Below is a block of records. Copy every line in it that contains the word "research".
── Data shown
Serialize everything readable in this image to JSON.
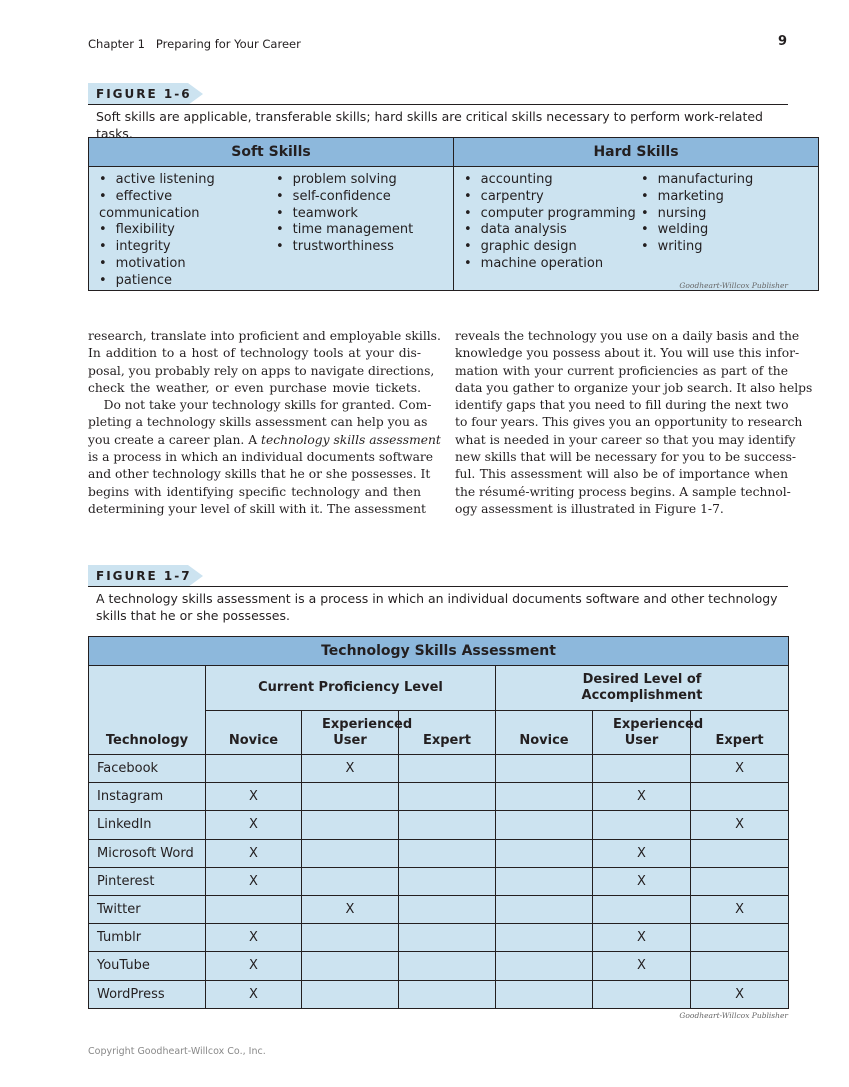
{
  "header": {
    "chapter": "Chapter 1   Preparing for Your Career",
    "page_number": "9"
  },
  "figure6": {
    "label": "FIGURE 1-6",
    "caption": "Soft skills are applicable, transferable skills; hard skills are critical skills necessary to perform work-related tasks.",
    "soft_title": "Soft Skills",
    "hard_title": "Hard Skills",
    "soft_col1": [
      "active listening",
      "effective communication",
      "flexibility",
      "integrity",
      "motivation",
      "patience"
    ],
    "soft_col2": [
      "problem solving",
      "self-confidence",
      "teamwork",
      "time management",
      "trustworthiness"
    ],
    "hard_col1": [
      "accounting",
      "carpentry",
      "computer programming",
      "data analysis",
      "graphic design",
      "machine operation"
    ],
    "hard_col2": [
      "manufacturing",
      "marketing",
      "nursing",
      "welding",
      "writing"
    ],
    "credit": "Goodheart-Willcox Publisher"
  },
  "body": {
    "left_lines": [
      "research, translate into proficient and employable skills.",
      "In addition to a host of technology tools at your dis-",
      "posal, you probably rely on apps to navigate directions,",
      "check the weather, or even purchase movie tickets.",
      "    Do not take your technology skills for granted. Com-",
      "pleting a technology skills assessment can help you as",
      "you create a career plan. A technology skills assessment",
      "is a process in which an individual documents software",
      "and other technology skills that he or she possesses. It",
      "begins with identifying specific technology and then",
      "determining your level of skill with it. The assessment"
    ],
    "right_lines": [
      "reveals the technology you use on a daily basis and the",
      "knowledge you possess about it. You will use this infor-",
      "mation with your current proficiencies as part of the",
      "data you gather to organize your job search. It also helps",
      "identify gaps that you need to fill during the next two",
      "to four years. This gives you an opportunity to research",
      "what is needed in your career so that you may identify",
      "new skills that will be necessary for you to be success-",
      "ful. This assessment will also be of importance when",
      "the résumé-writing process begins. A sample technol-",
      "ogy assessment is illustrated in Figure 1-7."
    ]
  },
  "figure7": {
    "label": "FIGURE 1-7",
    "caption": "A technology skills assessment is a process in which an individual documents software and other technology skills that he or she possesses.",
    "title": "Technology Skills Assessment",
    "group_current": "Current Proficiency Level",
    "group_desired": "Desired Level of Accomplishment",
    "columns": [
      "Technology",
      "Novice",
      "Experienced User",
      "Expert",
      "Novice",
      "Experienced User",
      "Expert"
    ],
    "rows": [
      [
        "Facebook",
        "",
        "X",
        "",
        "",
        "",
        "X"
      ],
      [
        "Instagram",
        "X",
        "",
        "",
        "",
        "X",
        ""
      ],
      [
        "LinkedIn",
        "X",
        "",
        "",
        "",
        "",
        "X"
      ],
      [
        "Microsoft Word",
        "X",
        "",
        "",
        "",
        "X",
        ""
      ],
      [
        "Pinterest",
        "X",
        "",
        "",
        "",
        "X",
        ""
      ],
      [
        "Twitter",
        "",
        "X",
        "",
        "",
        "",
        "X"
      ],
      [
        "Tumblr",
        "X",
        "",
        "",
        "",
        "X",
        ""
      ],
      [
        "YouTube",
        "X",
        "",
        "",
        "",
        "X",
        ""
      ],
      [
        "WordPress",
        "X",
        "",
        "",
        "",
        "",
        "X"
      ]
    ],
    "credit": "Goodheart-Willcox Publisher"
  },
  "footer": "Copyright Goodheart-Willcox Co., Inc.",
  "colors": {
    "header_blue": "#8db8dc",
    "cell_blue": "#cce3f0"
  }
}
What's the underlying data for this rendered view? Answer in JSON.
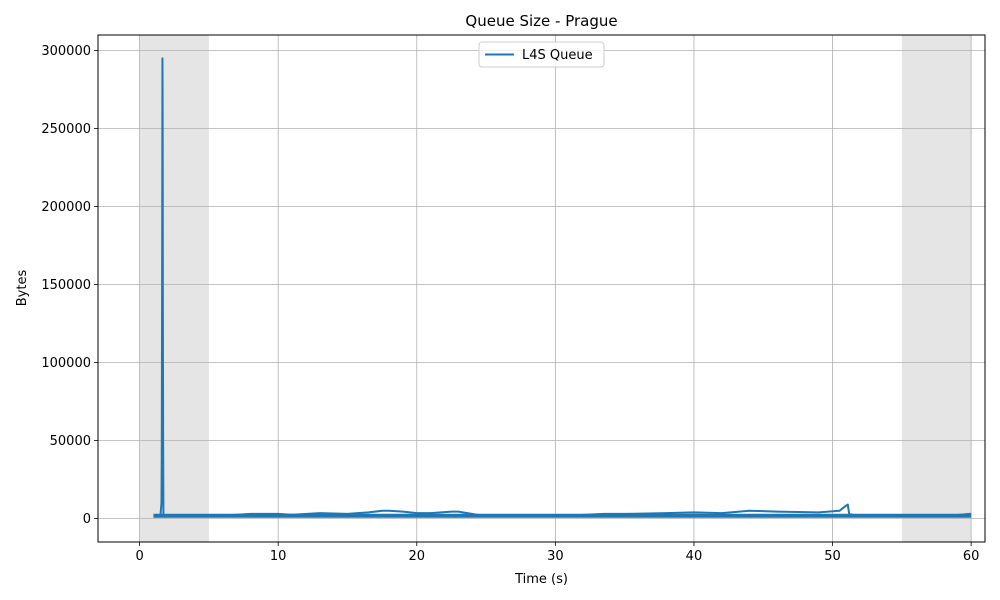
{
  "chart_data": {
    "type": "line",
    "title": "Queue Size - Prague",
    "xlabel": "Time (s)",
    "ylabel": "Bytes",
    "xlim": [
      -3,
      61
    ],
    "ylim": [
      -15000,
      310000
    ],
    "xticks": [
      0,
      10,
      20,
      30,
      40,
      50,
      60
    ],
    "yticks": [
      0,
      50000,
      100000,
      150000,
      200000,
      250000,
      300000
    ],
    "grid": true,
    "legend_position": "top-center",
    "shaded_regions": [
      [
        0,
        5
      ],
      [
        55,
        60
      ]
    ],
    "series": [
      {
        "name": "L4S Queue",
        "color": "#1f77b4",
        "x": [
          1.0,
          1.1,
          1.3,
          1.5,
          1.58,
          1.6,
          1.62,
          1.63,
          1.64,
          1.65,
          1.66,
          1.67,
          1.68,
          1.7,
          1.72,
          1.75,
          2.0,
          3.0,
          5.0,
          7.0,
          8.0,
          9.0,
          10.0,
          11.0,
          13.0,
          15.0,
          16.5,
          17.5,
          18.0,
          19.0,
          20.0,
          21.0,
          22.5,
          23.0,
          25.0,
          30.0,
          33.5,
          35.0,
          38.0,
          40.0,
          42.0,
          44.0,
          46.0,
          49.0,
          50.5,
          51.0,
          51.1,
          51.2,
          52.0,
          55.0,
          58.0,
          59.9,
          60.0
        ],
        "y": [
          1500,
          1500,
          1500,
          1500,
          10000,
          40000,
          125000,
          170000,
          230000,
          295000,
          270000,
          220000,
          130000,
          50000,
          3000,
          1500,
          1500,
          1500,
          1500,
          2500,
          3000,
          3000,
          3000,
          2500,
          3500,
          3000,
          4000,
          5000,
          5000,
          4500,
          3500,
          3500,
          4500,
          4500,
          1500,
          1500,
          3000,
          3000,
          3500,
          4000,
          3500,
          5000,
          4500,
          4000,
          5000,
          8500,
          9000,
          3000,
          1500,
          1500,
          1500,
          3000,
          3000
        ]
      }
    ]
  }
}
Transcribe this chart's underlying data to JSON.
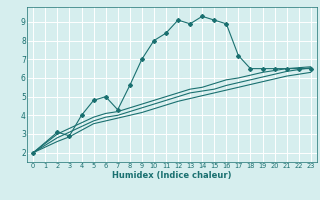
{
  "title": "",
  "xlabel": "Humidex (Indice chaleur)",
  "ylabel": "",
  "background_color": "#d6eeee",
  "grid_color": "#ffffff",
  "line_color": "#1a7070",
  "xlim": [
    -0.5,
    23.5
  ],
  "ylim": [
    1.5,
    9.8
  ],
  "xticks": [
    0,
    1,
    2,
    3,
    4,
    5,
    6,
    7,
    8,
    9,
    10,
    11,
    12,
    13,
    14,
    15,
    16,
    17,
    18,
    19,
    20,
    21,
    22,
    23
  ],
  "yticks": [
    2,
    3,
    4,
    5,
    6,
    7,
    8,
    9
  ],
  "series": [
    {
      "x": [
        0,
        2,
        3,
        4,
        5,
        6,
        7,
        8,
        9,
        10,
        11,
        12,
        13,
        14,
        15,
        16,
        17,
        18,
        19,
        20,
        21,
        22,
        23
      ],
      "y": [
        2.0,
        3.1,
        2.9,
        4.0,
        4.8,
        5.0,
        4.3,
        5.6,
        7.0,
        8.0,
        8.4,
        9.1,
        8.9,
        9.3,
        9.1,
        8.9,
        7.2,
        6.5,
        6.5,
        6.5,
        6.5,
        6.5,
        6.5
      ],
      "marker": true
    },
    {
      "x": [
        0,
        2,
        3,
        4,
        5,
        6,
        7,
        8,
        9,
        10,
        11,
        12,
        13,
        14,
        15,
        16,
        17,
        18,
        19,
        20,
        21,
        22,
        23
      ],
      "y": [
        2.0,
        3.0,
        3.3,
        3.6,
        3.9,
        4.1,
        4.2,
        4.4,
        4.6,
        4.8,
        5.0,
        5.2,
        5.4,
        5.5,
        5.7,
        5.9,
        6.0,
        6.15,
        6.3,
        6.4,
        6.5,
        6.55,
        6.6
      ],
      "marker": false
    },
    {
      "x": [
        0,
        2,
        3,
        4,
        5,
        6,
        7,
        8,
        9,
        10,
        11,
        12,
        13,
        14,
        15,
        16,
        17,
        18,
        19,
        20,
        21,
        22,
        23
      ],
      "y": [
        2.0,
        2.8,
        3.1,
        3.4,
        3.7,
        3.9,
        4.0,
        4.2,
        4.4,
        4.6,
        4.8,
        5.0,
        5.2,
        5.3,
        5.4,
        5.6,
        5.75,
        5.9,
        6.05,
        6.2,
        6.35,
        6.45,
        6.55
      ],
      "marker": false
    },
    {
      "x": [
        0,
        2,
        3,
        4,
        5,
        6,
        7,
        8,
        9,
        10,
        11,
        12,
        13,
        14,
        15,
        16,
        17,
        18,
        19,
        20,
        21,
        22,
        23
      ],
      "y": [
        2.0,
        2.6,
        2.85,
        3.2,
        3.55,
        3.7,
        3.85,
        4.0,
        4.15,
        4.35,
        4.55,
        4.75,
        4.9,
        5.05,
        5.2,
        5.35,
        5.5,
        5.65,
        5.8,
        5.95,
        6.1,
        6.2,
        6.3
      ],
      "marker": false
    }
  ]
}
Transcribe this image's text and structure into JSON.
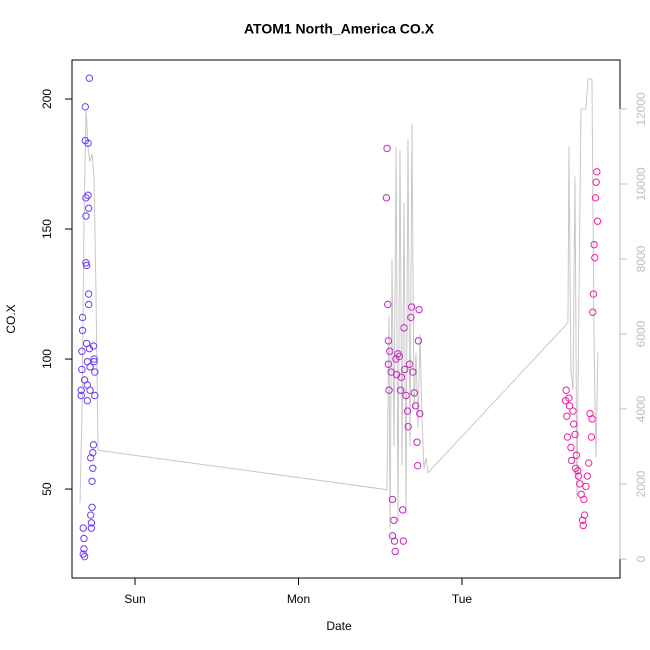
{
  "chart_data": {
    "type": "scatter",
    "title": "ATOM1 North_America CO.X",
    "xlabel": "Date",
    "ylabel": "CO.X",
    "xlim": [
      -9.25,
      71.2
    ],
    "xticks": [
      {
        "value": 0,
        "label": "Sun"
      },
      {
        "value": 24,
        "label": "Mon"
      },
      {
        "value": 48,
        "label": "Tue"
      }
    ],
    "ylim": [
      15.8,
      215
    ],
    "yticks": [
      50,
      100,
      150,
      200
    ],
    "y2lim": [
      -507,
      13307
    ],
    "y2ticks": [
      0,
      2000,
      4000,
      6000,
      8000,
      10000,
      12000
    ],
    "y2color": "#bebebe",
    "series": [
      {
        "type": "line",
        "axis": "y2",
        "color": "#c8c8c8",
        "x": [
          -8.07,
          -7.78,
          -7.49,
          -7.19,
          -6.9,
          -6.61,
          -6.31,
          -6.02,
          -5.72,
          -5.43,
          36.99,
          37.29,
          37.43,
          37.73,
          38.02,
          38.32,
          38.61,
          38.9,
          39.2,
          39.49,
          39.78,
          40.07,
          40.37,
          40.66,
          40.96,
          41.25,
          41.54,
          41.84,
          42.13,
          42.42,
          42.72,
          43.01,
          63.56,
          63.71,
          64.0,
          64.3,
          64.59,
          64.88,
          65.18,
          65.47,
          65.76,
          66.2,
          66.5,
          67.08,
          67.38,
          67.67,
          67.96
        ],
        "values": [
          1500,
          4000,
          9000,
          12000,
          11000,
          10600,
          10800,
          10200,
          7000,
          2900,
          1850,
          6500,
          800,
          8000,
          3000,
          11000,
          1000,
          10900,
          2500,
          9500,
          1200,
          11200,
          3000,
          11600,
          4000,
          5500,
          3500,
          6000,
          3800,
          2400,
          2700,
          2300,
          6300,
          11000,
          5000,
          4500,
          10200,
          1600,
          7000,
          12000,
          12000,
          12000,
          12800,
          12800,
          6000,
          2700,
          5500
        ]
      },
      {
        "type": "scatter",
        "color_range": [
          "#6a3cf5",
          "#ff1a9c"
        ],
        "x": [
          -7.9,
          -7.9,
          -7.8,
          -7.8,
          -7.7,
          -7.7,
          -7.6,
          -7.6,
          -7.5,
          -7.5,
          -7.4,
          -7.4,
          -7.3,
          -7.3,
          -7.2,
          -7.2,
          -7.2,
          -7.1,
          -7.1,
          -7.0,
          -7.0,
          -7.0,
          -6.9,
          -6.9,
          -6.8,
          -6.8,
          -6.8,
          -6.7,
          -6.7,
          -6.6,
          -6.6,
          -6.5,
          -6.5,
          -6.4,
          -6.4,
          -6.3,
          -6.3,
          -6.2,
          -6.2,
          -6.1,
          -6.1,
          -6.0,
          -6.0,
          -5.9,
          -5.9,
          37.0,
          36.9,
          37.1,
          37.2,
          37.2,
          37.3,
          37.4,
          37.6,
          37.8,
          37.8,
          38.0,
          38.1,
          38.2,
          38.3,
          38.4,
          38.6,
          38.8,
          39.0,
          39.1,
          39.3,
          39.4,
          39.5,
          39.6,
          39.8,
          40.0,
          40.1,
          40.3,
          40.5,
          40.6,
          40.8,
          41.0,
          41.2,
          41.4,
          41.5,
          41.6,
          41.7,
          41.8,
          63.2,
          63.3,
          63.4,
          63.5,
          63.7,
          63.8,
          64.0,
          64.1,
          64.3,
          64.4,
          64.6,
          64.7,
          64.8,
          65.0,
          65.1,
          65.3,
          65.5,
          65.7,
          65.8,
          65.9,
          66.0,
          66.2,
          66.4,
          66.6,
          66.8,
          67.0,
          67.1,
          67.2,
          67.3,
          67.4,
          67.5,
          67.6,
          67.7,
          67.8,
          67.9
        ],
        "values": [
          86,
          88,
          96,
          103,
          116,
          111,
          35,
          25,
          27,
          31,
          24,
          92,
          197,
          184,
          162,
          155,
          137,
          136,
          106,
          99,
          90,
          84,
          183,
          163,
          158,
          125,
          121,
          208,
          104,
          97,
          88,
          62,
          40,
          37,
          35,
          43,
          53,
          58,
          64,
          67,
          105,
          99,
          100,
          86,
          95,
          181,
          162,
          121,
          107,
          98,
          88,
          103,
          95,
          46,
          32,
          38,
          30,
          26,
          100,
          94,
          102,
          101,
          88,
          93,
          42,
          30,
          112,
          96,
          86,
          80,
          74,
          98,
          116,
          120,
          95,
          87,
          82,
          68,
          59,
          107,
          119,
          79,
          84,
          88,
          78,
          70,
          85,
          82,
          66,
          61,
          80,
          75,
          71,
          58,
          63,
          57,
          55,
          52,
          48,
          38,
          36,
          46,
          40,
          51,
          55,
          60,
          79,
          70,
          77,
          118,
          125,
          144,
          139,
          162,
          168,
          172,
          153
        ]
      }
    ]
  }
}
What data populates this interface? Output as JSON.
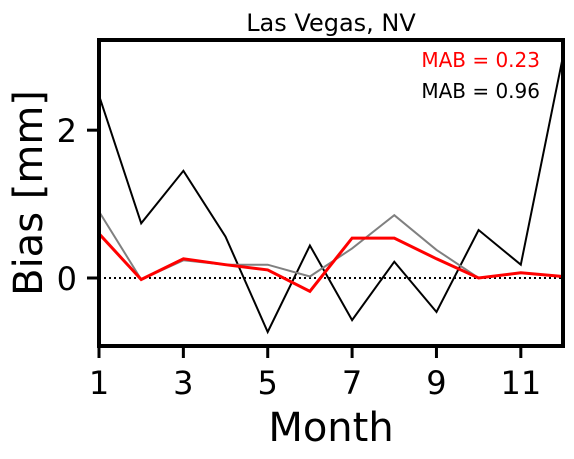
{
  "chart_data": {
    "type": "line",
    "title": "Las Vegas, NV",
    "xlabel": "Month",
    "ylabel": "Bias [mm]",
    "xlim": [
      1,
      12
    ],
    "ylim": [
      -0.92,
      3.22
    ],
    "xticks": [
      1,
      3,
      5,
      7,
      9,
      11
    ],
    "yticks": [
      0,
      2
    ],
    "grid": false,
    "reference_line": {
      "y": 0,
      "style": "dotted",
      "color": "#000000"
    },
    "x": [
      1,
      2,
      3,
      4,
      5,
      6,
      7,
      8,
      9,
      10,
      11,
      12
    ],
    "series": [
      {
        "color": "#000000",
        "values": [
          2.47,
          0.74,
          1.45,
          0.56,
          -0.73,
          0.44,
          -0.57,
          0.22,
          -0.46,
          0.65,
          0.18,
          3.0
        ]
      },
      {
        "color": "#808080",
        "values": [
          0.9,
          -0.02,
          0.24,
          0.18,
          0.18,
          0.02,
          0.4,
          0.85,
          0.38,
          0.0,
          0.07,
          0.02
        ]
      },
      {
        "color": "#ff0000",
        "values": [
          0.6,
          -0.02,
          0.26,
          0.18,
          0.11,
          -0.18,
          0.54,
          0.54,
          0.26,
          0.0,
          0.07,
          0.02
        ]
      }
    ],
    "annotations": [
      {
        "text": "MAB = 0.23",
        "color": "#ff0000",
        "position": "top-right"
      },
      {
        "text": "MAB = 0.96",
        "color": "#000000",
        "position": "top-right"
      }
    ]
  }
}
────
## Solution below:
      "research, translate into proficient and employable skills.",
      "to four years. This gives you an opportunity to research",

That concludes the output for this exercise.